> _GIVEN REQUEST_
Exactly retype the lines below from the one containing "Parse this screenshot: output" through the end of the listing. Leave pictures out.

╭─ INPUT MATERIAL

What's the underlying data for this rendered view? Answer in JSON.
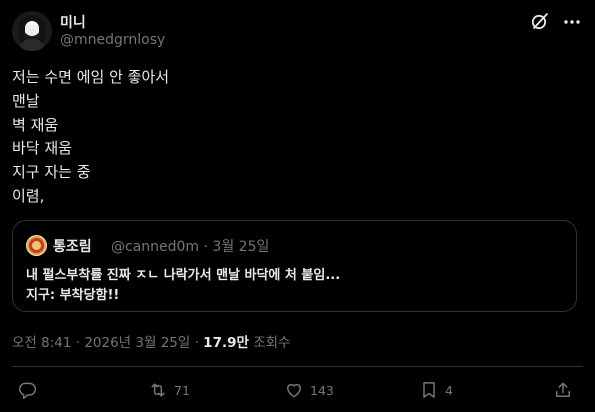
{
  "author": {
    "name": "미니",
    "handle": "@mnedgrnlosy"
  },
  "tweet": {
    "lines": [
      "저는 수면 에임 안 좋아서",
      "맨날",
      "벽 재움",
      "바닥 재움",
      "지구 자는 중",
      "이렴,"
    ]
  },
  "quote": {
    "author_name": "통조림",
    "handle_date": "@canned0m · 3월 25일",
    "line1": "내 펄스부착률 진짜 ㅈㄴ 나락가서 맨날 바닥에 처 붙임...",
    "line2": "지구: 부착당함!!"
  },
  "meta": {
    "timestamp": "오전 8:41 · 2026년 3월 25일 · ",
    "views_count": "17.9만",
    "views_label": " 조회수"
  },
  "actions": {
    "reply_count": "",
    "retweet_count": "71",
    "like_count": "143",
    "bookmark_count": "4"
  },
  "icons": {
    "grok": "grok-icon",
    "more": "more-icon",
    "reply": "reply-icon",
    "retweet": "retweet-icon",
    "like": "heart-icon",
    "bookmark": "bookmark-icon",
    "share": "share-icon"
  },
  "colors": {
    "background": "#000000",
    "text": "#e7e9ea",
    "secondary": "#71767b",
    "border": "#2f3336"
  }
}
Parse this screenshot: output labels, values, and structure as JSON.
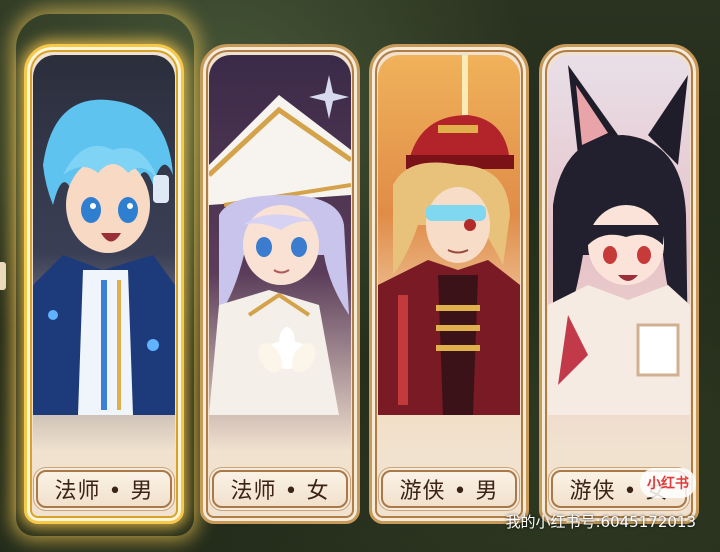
{
  "cards": [
    {
      "label": "法师 • 男",
      "selected": true
    },
    {
      "label": "法师 • 女",
      "selected": false
    },
    {
      "label": "游侠 • 男",
      "selected": false
    },
    {
      "label": "游侠 • 女",
      "selected": false
    }
  ],
  "watermark": {
    "text": "我的小红书号:6045172013",
    "badge": "小红书"
  },
  "colors": {
    "gold_highlight": "#f6c94a",
    "frame": "#c89a5a",
    "label_text": "#3b2416"
  }
}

╰─

> _EXERCISE OUTPUT_
Parse this screenshot: output labels, values, and structure as JSON.
{
  "cards": [
    {
      "label": "法师 • 男",
      "selected": true
    },
    {
      "label": "法师 • 女",
      "selected": false
    },
    {
      "label": "游侠 • 男",
      "selected": false
    },
    {
      "label": "游侠 • 女",
      "selected": false
    }
  ],
  "watermark": {
    "text": "我的小红书号:6045172013",
    "badge": "小红书"
  },
  "colors": {
    "gold_highlight": "#f6c94a",
    "frame": "#c89a5a",
    "label_text": "#3b2416"
  }
}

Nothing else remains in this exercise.